PROMPT.
Reproduce word for word the lines of the material from the line with "cell-inches: 10.90 [454, 481, 515, 506]" to the line with "cell-inches: 10.62 [454, 432, 515, 457]", including both of those lines.

Image-based layout entries:
╔══

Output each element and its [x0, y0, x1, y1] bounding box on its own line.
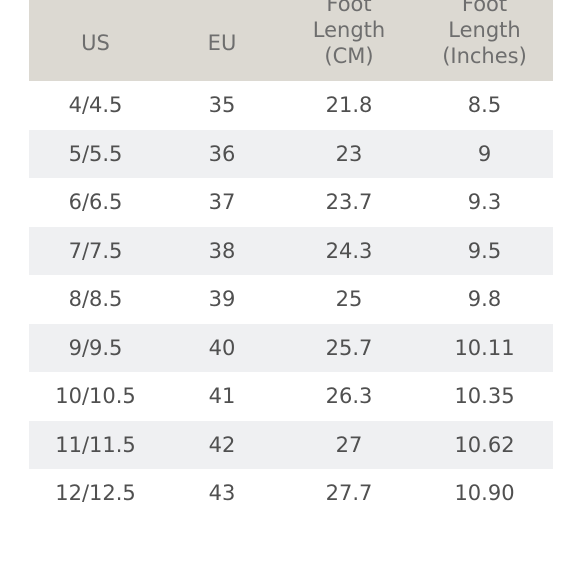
cell-inches: 10.90 [454, 481, 515, 506]
cell-cm: 23 [335, 141, 363, 166]
cell-eu: 38 [208, 238, 236, 263]
cell-us: 11/11.5 [55, 432, 136, 457]
cell-inches: 9.8 [467, 287, 502, 312]
cell-inches: 10.62 [454, 432, 515, 457]
table-row: 6/6.5 37 23.7 9.3 [29, 178, 553, 227]
header-foot-length-inches: Foot Length (Inches) [416, 0, 553, 81]
cell-eu: 39 [208, 287, 236, 312]
cell-inches: 9 [477, 141, 492, 166]
header-eu: EU [162, 0, 282, 81]
cell-us: 10/10.5 [55, 384, 136, 409]
table-row: 10/10.5 41 26.3 10.35 [29, 372, 553, 421]
header-us-label: US [81, 30, 110, 55]
cell-eu: 37 [208, 190, 236, 215]
table-row: 4/4.5 35 21.8 8.5 [29, 81, 553, 130]
cell-eu: 36 [208, 141, 236, 166]
table-row: 9/9.5 40 25.7 10.11 [29, 323, 553, 372]
cell-us: 5/5.5 [68, 141, 123, 166]
table-row: 5/5.5 36 23 9 [29, 129, 553, 178]
cell-cm: 27 [335, 432, 363, 457]
table-row: 8/8.5 39 25 9.8 [29, 275, 553, 324]
cell-us: 6/6.5 [68, 190, 123, 215]
header-inches-line-1: Foot [461, 0, 508, 16]
header-cm-line-3: (CM) [324, 43, 374, 68]
table-row: 11/11.5 42 27 10.62 [29, 420, 553, 469]
header-foot-length-cm: Foot Length (CM) [282, 0, 416, 81]
cell-eu: 41 [208, 384, 236, 409]
header-cm-line-2: Length [312, 17, 386, 42]
table-body: 4/4.5 35 21.8 8.5 5/5.5 36 23 9 6/6.5 37… [29, 81, 553, 518]
table-row: 12/12.5 43 27.7 10.90 [29, 469, 553, 518]
cell-us: 7/7.5 [68, 238, 123, 263]
table-row: 7/7.5 38 24.3 9.5 [29, 226, 553, 275]
cell-eu: 43 [208, 481, 236, 506]
cell-cm: 26.3 [325, 384, 373, 409]
cell-eu: 40 [208, 335, 236, 360]
cell-us: 4/4.5 [68, 93, 123, 118]
cell-us: 9/9.5 [68, 335, 123, 360]
size-chart-table: US EU Foot Length (CM) Foot Length (Inch… [29, 0, 553, 518]
header-cm-line-1: Foot [326, 0, 372, 16]
header-inches-line-2: Length [448, 17, 521, 42]
header-eu-label: EU [207, 30, 237, 55]
cell-us: 8/8.5 [68, 287, 123, 312]
cell-eu: 42 [208, 432, 236, 457]
cell-cm: 21.8 [325, 93, 373, 118]
cell-cm: 27.7 [325, 481, 373, 506]
cell-cm: 23.7 [325, 190, 373, 215]
table-header: US EU Foot Length (CM) Foot Length (Inch… [29, 0, 553, 81]
cell-us: 12/12.5 [55, 481, 136, 506]
cell-cm: 25 [335, 287, 363, 312]
cell-inches: 9.3 [467, 190, 502, 215]
cell-inches: 10.35 [454, 384, 515, 409]
header-inches-line-3: (Inches) [442, 43, 527, 68]
cell-inches: 9.5 [467, 238, 502, 263]
cell-eu: 35 [208, 93, 236, 118]
cell-cm: 24.3 [325, 238, 373, 263]
cell-cm: 25.7 [325, 335, 373, 360]
cell-inches: 10.11 [454, 335, 515, 360]
cell-inches: 8.5 [467, 93, 502, 118]
header-us: US [29, 0, 162, 81]
header-row: US EU Foot Length (CM) Foot Length (Inch… [29, 0, 553, 81]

╚══

RESPONSE TO THIS EXERCISE.
cell-inches: 10.90 [454, 481, 515, 506]
cell-cm: 23 [335, 141, 363, 166]
cell-eu: 38 [208, 238, 236, 263]
cell-us: 11/11.5 [55, 432, 136, 457]
cell-inches: 9.8 [467, 287, 502, 312]
cell-inches: 10.62 [454, 432, 515, 457]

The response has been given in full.